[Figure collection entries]
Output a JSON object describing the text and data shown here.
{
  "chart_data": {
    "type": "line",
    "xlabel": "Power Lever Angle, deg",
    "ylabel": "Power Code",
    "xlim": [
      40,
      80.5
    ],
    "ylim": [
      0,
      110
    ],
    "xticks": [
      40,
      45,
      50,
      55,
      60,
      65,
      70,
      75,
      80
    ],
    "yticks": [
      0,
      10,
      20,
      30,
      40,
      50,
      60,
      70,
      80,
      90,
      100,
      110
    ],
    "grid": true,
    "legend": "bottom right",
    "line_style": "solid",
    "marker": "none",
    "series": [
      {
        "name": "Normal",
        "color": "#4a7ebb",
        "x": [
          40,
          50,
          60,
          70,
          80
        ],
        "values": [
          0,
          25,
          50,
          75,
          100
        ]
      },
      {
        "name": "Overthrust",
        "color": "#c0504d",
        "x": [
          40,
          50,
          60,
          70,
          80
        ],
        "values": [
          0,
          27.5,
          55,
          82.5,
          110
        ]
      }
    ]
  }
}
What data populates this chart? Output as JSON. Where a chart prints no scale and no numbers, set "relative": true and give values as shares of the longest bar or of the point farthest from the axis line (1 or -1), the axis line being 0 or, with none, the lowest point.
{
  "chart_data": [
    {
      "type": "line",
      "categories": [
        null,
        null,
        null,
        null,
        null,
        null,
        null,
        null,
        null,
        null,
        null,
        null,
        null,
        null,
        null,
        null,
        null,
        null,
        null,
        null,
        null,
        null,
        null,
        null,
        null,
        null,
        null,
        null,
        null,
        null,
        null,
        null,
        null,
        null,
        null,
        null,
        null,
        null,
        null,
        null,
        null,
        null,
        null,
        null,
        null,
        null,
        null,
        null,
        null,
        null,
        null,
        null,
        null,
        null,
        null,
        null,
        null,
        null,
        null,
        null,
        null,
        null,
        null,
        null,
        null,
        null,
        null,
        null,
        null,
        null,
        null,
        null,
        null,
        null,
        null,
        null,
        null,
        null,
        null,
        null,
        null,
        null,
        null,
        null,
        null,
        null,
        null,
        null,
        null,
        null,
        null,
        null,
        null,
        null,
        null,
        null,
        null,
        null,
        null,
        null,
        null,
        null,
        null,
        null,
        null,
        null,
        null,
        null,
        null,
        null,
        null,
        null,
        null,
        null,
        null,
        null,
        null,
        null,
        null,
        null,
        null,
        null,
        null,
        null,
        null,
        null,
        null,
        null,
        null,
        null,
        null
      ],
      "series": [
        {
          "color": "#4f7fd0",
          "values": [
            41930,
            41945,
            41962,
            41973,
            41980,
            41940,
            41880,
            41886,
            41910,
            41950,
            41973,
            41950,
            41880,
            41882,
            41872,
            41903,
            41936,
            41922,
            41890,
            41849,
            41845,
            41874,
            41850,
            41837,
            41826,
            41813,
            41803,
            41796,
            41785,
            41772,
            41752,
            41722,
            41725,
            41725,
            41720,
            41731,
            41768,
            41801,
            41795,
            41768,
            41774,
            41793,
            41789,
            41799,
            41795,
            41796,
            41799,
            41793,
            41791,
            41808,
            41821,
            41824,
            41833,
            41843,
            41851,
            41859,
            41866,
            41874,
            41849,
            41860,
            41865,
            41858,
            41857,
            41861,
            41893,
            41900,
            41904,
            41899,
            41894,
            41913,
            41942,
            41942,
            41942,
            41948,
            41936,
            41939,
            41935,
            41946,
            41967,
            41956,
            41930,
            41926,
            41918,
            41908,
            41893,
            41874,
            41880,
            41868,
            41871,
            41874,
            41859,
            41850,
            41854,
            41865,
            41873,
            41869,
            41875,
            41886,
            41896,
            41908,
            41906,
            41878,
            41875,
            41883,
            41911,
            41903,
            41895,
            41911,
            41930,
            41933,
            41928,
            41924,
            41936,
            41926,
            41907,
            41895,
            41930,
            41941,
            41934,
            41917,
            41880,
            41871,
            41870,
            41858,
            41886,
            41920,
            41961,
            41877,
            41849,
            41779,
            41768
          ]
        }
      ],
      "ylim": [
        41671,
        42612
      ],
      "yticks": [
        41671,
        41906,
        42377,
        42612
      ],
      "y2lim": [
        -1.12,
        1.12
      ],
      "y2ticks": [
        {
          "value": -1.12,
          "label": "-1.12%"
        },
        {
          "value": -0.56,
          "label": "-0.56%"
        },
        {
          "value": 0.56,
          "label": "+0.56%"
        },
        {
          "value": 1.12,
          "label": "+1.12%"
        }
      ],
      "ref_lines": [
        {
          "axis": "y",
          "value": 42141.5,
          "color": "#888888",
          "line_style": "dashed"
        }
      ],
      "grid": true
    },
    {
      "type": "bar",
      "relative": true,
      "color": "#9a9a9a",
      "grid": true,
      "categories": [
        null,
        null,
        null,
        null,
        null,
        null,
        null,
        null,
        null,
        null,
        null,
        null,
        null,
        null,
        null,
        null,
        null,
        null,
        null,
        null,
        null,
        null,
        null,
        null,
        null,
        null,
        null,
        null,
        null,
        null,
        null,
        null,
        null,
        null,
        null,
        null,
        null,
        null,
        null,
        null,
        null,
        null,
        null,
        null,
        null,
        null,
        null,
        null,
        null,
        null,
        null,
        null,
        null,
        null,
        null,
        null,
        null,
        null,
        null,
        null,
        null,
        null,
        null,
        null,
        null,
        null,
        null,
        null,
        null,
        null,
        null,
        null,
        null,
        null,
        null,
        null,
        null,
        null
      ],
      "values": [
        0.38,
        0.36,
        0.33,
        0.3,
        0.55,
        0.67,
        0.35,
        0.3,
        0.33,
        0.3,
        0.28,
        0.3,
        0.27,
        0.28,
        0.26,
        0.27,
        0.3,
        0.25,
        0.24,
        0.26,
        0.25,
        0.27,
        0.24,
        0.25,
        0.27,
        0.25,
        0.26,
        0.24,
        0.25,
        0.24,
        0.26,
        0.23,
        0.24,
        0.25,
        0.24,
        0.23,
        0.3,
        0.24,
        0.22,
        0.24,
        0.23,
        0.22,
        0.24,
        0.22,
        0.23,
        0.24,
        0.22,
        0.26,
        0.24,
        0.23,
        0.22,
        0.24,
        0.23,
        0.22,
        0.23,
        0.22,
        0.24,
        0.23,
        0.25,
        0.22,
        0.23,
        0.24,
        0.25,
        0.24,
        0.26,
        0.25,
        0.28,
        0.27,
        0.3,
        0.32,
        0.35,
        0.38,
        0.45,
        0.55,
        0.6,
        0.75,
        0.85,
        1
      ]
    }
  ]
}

• **REQUEST**: Would you reproduce all the entries exactly?

• **FINAL RESULT**:
Output a JSON object describing the text and data shown here.
{
  "chart_data": {
    "type": "line",
    "xlabel": "Power Lever Angle, deg",
    "ylabel": "Power Code",
    "xlim": [
      40,
      80.5
    ],
    "ylim": [
      0,
      110
    ],
    "xticks": [
      40,
      45,
      50,
      55,
      60,
      65,
      70,
      75,
      80
    ],
    "yticks": [
      0,
      10,
      20,
      30,
      40,
      50,
      60,
      70,
      80,
      90,
      100,
      110
    ],
    "grid": true,
    "legend": "bottom right",
    "line_style": "solid",
    "marker": "none",
    "series": [
      {
        "name": "Normal",
        "color": "#4a7ebb",
        "x": [
          40,
          50,
          60,
          70,
          80
        ],
        "values": [
          0,
          25,
          50,
          75,
          100
        ]
      },
      {
        "name": "Overthrust",
        "color": "#c0504d",
        "x": [
          40,
          50,
          60,
          70,
          80
        ],
        "values": [
          0,
          27.5,
          55,
          82.5,
          110
        ]
      }
    ]
  }
}
What data populates this chart? Output as JSON. Where a chart prints no scale and no numbers, set "relative": true and give values as shares of the longest bar or of the point farthest from the axis line (1 or -1), the axis line being 0 or, with none, the lowest point.
{
  "chart_data": [
    {
      "type": "line",
      "categories": [
        null,
        null,
        null,
        null,
        null,
        null,
        null,
        null,
        null,
        null,
        null,
        null,
        null,
        null,
        null,
        null,
        null,
        null,
        null,
        null,
        null,
        null,
        null,
        null,
        null,
        null,
        null,
        null,
        null,
        null,
        null,
        null,
        null,
        null,
        null,
        null,
        null,
        null,
        null,
        null,
        null,
        null,
        null,
        null,
        null,
        null,
        null,
        null,
        null,
        null,
        null,
        null,
        null,
        null,
        null,
        null,
        null,
        null,
        null,
        null,
        null,
        null,
        null,
        null,
        null,
        null,
        null,
        null,
        null,
        null,
        null,
        null,
        null,
        null,
        null,
        null,
        null,
        null,
        null,
        null,
        null,
        null,
        null,
        null,
        null,
        null,
        null,
        null,
        null,
        null,
        null,
        null,
        null,
        null,
        null,
        null,
        null,
        null,
        null,
        null,
        null,
        null,
        null,
        null,
        null,
        null,
        null,
        null,
        null,
        null,
        null,
        null,
        null,
        null,
        null,
        null,
        null,
        null,
        null,
        null,
        null,
        null,
        null,
        null,
        null,
        null,
        null,
        null,
        null,
        null,
        null
      ],
      "series": [
        {
          "color": "#4f7fd0",
          "values": [
            41930,
            41945,
            41962,
            41973,
            41980,
            41940,
            41880,
            41886,
            41910,
            41950,
            41973,
            41950,
            41880,
            41882,
            41872,
            41903,
            41936,
            41922,
            41890,
            41849,
            41845,
            41874,
            41850,
            41837,
            41826,
            41813,
            41803,
            41796,
            41785,
            41772,
            41752,
            41722,
            41725,
            41725,
            41720,
            41731,
            41768,
            41801,
            41795,
            41768,
            41774,
            41793,
            41789,
            41799,
            41795,
            41796,
            41799,
            41793,
            41791,
            41808,
            41821,
            41824,
            41833,
            41843,
            41851,
            41859,
            41866,
            41874,
            41849,
            41860,
            41865,
            41858,
            41857,
            41861,
            41893,
            41900,
            41904,
            41899,
            41894,
            41913,
            41942,
            41942,
            41942,
            41948,
            41936,
            41939,
            41935,
            41946,
            41967,
            41956,
            41930,
            41926,
            41918,
            41908,
            41893,
            41874,
            41880,
            41868,
            41871,
            41874,
            41859,
            41850,
            41854,
            41865,
            41873,
            41869,
            41875,
            41886,
            41896,
            41908,
            41906,
            41878,
            41875,
            41883,
            41911,
            41903,
            41895,
            41911,
            41930,
            41933,
            41928,
            41924,
            41936,
            41926,
            41907,
            41895,
            41930,
            41941,
            41934,
            41917,
            41880,
            41871,
            41870,
            41858,
            41886,
            41920,
            41961,
            41877,
            41849,
            41779,
            41768
          ]
        }
      ],
      "ylim": [
        41671,
        42612
      ],
      "yticks": [
        41671,
        41906,
        42377,
        42612
      ],
      "y2lim": [
        -1.12,
        1.12
      ],
      "y2ticks": [
        {
          "value": -1.12,
          "label": "-1.12%"
        },
        {
          "value": -0.56,
          "label": "-0.56%"
        },
        {
          "value": 0.56,
          "label": "+0.56%"
        },
        {
          "value": 1.12,
          "label": "+1.12%"
        }
      ],
      "ref_lines": [
        {
          "axis": "y",
          "value": 42141.5,
          "color": "#888888",
          "line_style": "dashed"
        }
      ],
      "grid": true
    },
    {
      "type": "bar",
      "relative": true,
      "color": "#9a9a9a",
      "grid": true,
      "categories": [
        null,
        null,
        null,
        null,
        null,
        null,
        null,
        null,
        null,
        null,
        null,
        null,
        null,
        null,
        null,
        null,
        null,
        null,
        null,
        null,
        null,
        null,
        null,
        null,
        null,
        null,
        null,
        null,
        null,
        null,
        null,
        null,
        null,
        null,
        null,
        null,
        null,
        null,
        null,
        null,
        null,
        null,
        null,
        null,
        null,
        null,
        null,
        null,
        null,
        null,
        null,
        null,
        null,
        null,
        null,
        null,
        null,
        null,
        null,
        null,
        null,
        null,
        null,
        null,
        null,
        null,
        null,
        null,
        null,
        null,
        null,
        null,
        null,
        null,
        null,
        null,
        null,
        null
      ],
      "values": [
        0.38,
        0.36,
        0.33,
        0.3,
        0.55,
        0.67,
        0.35,
        0.3,
        0.33,
        0.3,
        0.28,
        0.3,
        0.27,
        0.28,
        0.26,
        0.27,
        0.3,
        0.25,
        0.24,
        0.26,
        0.25,
        0.27,
        0.24,
        0.25,
        0.27,
        0.25,
        0.26,
        0.24,
        0.25,
        0.24,
        0.26,
        0.23,
        0.24,
        0.25,
        0.24,
        0.23,
        0.3,
        0.24,
        0.22,
        0.24,
        0.23,
        0.22,
        0.24,
        0.22,
        0.23,
        0.24,
        0.22,
        0.26,
        0.24,
        0.23,
        0.22,
        0.24,
        0.23,
        0.22,
        0.23,
        0.22,
        0.24,
        0.23,
        0.25,
        0.22,
        0.23,
        0.24,
        0.25,
        0.24,
        0.26,
        0.25,
        0.28,
        0.27,
        0.3,
        0.32,
        0.35,
        0.38,
        0.45,
        0.55,
        0.6,
        0.75,
        0.85,
        1
      ]
    }
  ]
}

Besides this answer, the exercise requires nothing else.